YOUR INSTRUCTIONS » Transcribe every entry word for word. Skip the pictures.

───

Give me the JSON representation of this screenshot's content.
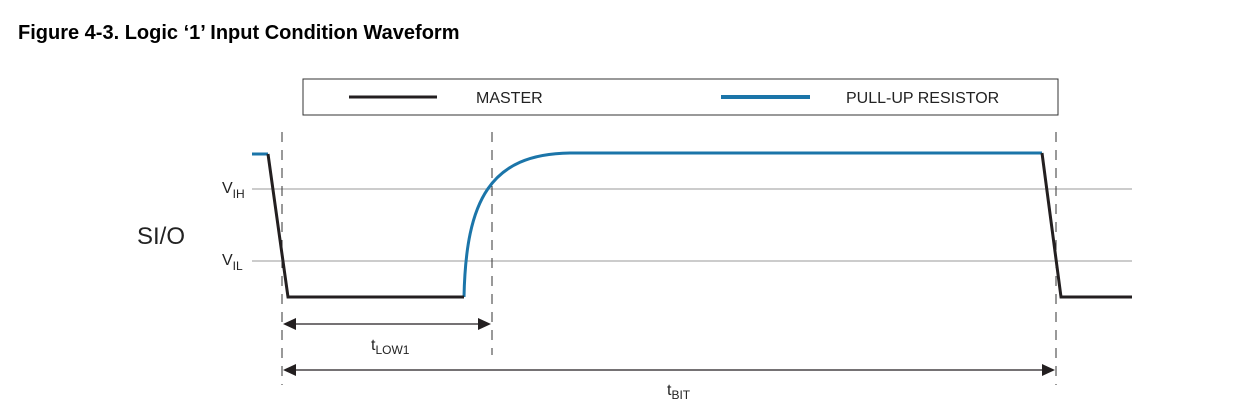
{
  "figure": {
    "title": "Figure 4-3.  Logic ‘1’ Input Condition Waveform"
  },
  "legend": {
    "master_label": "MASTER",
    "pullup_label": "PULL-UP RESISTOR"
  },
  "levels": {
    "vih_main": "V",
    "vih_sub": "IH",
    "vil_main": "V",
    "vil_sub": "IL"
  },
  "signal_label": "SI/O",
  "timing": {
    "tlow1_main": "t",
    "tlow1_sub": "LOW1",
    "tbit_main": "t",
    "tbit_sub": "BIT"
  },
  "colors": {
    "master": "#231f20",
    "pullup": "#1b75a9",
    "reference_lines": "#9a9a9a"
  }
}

───

TASK RESULT »
Give me the JSON representation of this screenshot's content.
{
  "figure": {
    "title": "Figure 4-3.  Logic ‘1’ Input Condition Waveform"
  },
  "legend": {
    "master_label": "MASTER",
    "pullup_label": "PULL-UP RESISTOR"
  },
  "levels": {
    "vih_main": "V",
    "vih_sub": "IH",
    "vil_main": "V",
    "vil_sub": "IL"
  },
  "signal_label": "SI/O",
  "timing": {
    "tlow1_main": "t",
    "tlow1_sub": "LOW1",
    "tbit_main": "t",
    "tbit_sub": "BIT"
  },
  "colors": {
    "master": "#231f20",
    "pullup": "#1b75a9",
    "reference_lines": "#9a9a9a"
  }
}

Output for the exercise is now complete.